──────── RECORDS FOR THIS EXERCISE ────────
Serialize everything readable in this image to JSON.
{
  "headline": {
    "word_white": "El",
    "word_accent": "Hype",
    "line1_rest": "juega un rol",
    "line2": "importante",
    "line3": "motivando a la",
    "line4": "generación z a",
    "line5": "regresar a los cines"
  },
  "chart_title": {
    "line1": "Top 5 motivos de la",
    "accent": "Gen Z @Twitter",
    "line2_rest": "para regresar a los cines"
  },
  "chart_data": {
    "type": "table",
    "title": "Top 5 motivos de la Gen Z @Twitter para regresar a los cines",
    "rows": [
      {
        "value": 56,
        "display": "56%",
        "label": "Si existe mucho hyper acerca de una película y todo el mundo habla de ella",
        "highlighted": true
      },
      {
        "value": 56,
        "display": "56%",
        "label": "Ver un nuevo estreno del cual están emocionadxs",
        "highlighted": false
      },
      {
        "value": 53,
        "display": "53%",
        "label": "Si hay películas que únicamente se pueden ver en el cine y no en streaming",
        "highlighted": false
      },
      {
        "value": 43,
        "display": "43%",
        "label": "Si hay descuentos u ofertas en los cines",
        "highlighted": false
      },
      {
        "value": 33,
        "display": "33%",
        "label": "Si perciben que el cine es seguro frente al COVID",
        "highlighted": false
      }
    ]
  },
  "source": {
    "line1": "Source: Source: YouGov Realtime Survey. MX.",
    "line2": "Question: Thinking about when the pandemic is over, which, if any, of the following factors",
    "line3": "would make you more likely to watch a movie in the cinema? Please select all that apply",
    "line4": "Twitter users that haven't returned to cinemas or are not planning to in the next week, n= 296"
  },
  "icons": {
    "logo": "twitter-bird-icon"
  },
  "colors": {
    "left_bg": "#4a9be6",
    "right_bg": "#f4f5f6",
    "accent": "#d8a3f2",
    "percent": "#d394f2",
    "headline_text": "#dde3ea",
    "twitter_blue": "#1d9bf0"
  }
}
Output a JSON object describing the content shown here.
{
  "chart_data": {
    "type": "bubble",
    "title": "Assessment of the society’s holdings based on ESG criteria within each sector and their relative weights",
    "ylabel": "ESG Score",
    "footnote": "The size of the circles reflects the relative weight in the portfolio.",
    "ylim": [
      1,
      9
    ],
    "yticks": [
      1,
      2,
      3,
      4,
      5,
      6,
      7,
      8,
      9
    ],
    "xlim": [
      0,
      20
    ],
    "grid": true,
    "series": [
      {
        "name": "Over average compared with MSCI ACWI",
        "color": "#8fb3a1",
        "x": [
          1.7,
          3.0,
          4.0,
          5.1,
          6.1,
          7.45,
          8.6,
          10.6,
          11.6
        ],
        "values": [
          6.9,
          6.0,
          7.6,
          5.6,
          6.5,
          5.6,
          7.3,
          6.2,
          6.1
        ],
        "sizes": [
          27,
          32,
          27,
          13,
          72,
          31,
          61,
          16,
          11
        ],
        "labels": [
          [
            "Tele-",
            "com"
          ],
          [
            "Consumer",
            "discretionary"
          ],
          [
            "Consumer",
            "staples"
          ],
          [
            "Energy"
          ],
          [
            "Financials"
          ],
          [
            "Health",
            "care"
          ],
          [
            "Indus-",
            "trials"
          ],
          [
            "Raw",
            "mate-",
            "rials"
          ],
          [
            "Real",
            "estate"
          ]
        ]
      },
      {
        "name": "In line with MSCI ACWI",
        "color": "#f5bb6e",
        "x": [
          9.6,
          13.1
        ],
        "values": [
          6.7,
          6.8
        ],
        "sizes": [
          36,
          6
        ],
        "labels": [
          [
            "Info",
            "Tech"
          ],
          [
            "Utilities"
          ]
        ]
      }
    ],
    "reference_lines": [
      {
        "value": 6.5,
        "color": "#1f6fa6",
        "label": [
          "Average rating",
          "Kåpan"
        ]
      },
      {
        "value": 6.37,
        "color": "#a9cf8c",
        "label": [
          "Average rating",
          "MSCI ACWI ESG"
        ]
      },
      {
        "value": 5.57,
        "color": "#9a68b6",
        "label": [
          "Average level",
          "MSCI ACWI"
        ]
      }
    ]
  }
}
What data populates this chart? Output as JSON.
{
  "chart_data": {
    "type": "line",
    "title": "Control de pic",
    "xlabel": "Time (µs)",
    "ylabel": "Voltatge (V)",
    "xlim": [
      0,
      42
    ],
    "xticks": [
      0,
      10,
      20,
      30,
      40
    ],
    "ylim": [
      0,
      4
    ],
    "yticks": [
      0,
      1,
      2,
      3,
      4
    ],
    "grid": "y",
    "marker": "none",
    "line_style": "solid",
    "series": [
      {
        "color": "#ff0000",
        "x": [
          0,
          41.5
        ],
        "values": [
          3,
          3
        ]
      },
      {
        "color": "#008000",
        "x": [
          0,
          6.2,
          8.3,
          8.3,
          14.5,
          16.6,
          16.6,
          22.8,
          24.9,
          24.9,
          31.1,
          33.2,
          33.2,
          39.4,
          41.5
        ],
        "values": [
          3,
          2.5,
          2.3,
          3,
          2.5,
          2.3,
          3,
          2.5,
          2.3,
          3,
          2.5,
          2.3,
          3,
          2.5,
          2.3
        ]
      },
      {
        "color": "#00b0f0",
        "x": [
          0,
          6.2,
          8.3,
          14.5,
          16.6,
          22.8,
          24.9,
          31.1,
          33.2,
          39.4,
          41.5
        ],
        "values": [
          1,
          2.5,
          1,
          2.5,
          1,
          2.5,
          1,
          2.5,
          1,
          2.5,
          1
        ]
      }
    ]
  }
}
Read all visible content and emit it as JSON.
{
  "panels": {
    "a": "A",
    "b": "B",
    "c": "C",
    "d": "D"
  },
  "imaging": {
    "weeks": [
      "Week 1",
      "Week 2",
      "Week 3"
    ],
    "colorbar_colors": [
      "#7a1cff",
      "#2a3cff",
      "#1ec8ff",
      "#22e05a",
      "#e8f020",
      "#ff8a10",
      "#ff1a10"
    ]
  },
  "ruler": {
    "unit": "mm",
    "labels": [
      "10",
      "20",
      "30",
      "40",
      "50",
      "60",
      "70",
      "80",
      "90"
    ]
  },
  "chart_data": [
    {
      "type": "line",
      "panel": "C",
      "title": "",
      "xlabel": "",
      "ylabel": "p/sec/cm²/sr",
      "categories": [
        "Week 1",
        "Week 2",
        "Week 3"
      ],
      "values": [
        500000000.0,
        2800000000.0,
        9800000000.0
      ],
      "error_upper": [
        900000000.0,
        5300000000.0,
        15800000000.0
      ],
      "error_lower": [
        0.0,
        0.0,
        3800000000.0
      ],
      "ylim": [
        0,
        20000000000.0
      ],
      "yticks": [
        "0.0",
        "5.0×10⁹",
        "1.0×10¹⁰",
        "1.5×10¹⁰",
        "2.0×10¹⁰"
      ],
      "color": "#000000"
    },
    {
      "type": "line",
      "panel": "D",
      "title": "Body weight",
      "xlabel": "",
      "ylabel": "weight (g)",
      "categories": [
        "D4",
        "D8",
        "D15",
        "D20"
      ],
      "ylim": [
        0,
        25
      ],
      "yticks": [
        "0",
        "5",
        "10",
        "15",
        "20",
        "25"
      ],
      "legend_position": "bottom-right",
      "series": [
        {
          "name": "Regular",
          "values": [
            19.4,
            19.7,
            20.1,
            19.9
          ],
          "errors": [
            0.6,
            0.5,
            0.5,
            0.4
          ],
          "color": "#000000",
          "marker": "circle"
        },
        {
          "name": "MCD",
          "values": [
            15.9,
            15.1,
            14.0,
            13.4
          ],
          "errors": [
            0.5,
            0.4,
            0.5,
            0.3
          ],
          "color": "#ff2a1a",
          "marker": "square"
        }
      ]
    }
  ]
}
────────
## GIVEN PROBLEM
Repeat every record exactly as written, please.

## FINAL ANSWER
Serialize everything readable in this image to JSON.
{
  "headline": {
    "word_white": "El",
    "word_accent": "Hype",
    "line1_rest": "juega un rol",
    "line2": "importante",
    "line3": "motivando a la",
    "line4": "generación z a",
    "line5": "regresar a los cines"
  },
  "chart_title": {
    "line1": "Top 5 motivos de la",
    "accent": "Gen Z @Twitter",
    "line2_rest": "para regresar a los cines"
  },
  "chart_data": {
    "type": "table",
    "title": "Top 5 motivos de la Gen Z @Twitter para regresar a los cines",
    "rows": [
      {
        "value": 56,
        "display": "56%",
        "label": "Si existe mucho hyper acerca de una película y todo el mundo habla de ella",
        "highlighted": true
      },
      {
        "value": 56,
        "display": "56%",
        "label": "Ver un nuevo estreno del cual están emocionadxs",
        "highlighted": false
      },
      {
        "value": 53,
        "display": "53%",
        "label": "Si hay películas que únicamente se pueden ver en el cine y no en streaming",
        "highlighted": false
      },
      {
        "value": 43,
        "display": "43%",
        "label": "Si hay descuentos u ofertas en los cines",
        "highlighted": false
      },
      {
        "value": 33,
        "display": "33%",
        "label": "Si perciben que el cine es seguro frente al COVID",
        "highlighted": false
      }
    ]
  },
  "source": {
    "line1": "Source: Source: YouGov Realtime Survey. MX.",
    "line2": "Question: Thinking about when the pandemic is over, which, if any, of the following factors",
    "line3": "would make you more likely to watch a movie in the cinema? Please select all that apply",
    "line4": "Twitter users that haven't returned to cinemas or are not planning to in the next week, n= 296"
  },
  "icons": {
    "logo": "twitter-bird-icon"
  },
  "colors": {
    "left_bg": "#4a9be6",
    "right_bg": "#f4f5f6",
    "accent": "#d8a3f2",
    "percent": "#d394f2",
    "headline_text": "#dde3ea",
    "twitter_blue": "#1d9bf0"
  }
}
Output a JSON object describing the content shown here.
{
  "chart_data": {
    "type": "bubble",
    "title": "Assessment of the society’s holdings based on ESG criteria within each sector and their relative weights",
    "ylabel": "ESG Score",
    "footnote": "The size of the circles reflects the relative weight in the portfolio.",
    "ylim": [
      1,
      9
    ],
    "yticks": [
      1,
      2,
      3,
      4,
      5,
      6,
      7,
      8,
      9
    ],
    "xlim": [
      0,
      20
    ],
    "grid": true,
    "series": [
      {
        "name": "Over average compared with MSCI ACWI",
        "color": "#8fb3a1",
        "x": [
          1.7,
          3.0,
          4.0,
          5.1,
          6.1,
          7.45,
          8.6,
          10.6,
          11.6
        ],
        "values": [
          6.9,
          6.0,
          7.6,
          5.6,
          6.5,
          5.6,
          7.3,
          6.2,
          6.1
        ],
        "sizes": [
          27,
          32,
          27,
          13,
          72,
          31,
          61,
          16,
          11
        ],
        "labels": [
          [
            "Tele-",
            "com"
          ],
          [
            "Consumer",
            "discretionary"
          ],
          [
            "Consumer",
            "staples"
          ],
          [
            "Energy"
          ],
          [
            "Financials"
          ],
          [
            "Health",
            "care"
          ],
          [
            "Indus-",
            "trials"
          ],
          [
            "Raw",
            "mate-",
            "rials"
          ],
          [
            "Real",
            "estate"
          ]
        ]
      },
      {
        "name": "In line with MSCI ACWI",
        "color": "#f5bb6e",
        "x": [
          9.6,
          13.1
        ],
        "values": [
          6.7,
          6.8
        ],
        "sizes": [
          36,
          6
        ],
        "labels": [
          [
            "Info",
            "Tech"
          ],
          [
            "Utilities"
          ]
        ]
      }
    ],
    "reference_lines": [
      {
        "value": 6.5,
        "color": "#1f6fa6",
        "label": [
          "Average rating",
          "Kåpan"
        ]
      },
      {
        "value": 6.37,
        "color": "#a9cf8c",
        "label": [
          "Average rating",
          "MSCI ACWI ESG"
        ]
      },
      {
        "value": 5.57,
        "color": "#9a68b6",
        "label": [
          "Average level",
          "MSCI ACWI"
        ]
      }
    ]
  }
}
What data populates this chart? Output as JSON.
{
  "chart_data": {
    "type": "line",
    "title": "Control de pic",
    "xlabel": "Time (µs)",
    "ylabel": "Voltatge (V)",
    "xlim": [
      0,
      42
    ],
    "xticks": [
      0,
      10,
      20,
      30,
      40
    ],
    "ylim": [
      0,
      4
    ],
    "yticks": [
      0,
      1,
      2,
      3,
      4
    ],
    "grid": "y",
    "marker": "none",
    "line_style": "solid",
    "series": [
      {
        "color": "#ff0000",
        "x": [
          0,
          41.5
        ],
        "values": [
          3,
          3
        ]
      },
      {
        "color": "#008000",
        "x": [
          0,
          6.2,
          8.3,
          8.3,
          14.5,
          16.6,
          16.6,
          22.8,
          24.9,
          24.9,
          31.1,
          33.2,
          33.2,
          39.4,
          41.5
        ],
        "values": [
          3,
          2.5,
          2.3,
          3,
          2.5,
          2.3,
          3,
          2.5,
          2.3,
          3,
          2.5,
          2.3,
          3,
          2.5,
          2.3
        ]
      },
      {
        "color": "#00b0f0",
        "x": [
          0,
          6.2,
          8.3,
          14.5,
          16.6,
          22.8,
          24.9,
          31.1,
          33.2,
          39.4,
          41.5
        ],
        "values": [
          1,
          2.5,
          1,
          2.5,
          1,
          2.5,
          1,
          2.5,
          1,
          2.5,
          1
        ]
      }
    ]
  }
}
Read all visible content and emit it as JSON.
{
  "panels": {
    "a": "A",
    "b": "B",
    "c": "C",
    "d": "D"
  },
  "imaging": {
    "weeks": [
      "Week 1",
      "Week 2",
      "Week 3"
    ],
    "colorbar_colors": [
      "#7a1cff",
      "#2a3cff",
      "#1ec8ff",
      "#22e05a",
      "#e8f020",
      "#ff8a10",
      "#ff1a10"
    ]
  },
  "ruler": {
    "unit": "mm",
    "labels": [
      "10",
      "20",
      "30",
      "40",
      "50",
      "60",
      "70",
      "80",
      "90"
    ]
  },
  "chart_data": [
    {
      "type": "line",
      "panel": "C",
      "title": "",
      "xlabel": "",
      "ylabel": "p/sec/cm²/sr",
      "categories": [
        "Week 1",
        "Week 2",
        "Week 3"
      ],
      "values": [
        500000000.0,
        2800000000.0,
        9800000000.0
      ],
      "error_upper": [
        900000000.0,
        5300000000.0,
        15800000000.0
      ],
      "error_lower": [
        0.0,
        0.0,
        3800000000.0
      ],
      "ylim": [
        0,
        20000000000.0
      ],
      "yticks": [
        "0.0",
        "5.0×10⁹",
        "1.0×10¹⁰",
        "1.5×10¹⁰",
        "2.0×10¹⁰"
      ],
      "color": "#000000"
    },
    {
      "type": "line",
      "panel": "D",
      "title": "Body weight",
      "xlabel": "",
      "ylabel": "weight (g)",
      "categories": [
        "D4",
        "D8",
        "D15",
        "D20"
      ],
      "ylim": [
        0,
        25
      ],
      "yticks": [
        "0",
        "5",
        "10",
        "15",
        "20",
        "25"
      ],
      "legend_position": "bottom-right",
      "series": [
        {
          "name": "Regular",
          "values": [
            19.4,
            19.7,
            20.1,
            19.9
          ],
          "errors": [
            0.6,
            0.5,
            0.5,
            0.4
          ],
          "color": "#000000",
          "marker": "circle"
        },
        {
          "name": "MCD",
          "values": [
            15.9,
            15.1,
            14.0,
            13.4
          ],
          "errors": [
            0.5,
            0.4,
            0.5,
            0.3
          ],
          "color": "#ff2a1a",
          "marker": "square"
        }
      ]
    }
  ]
}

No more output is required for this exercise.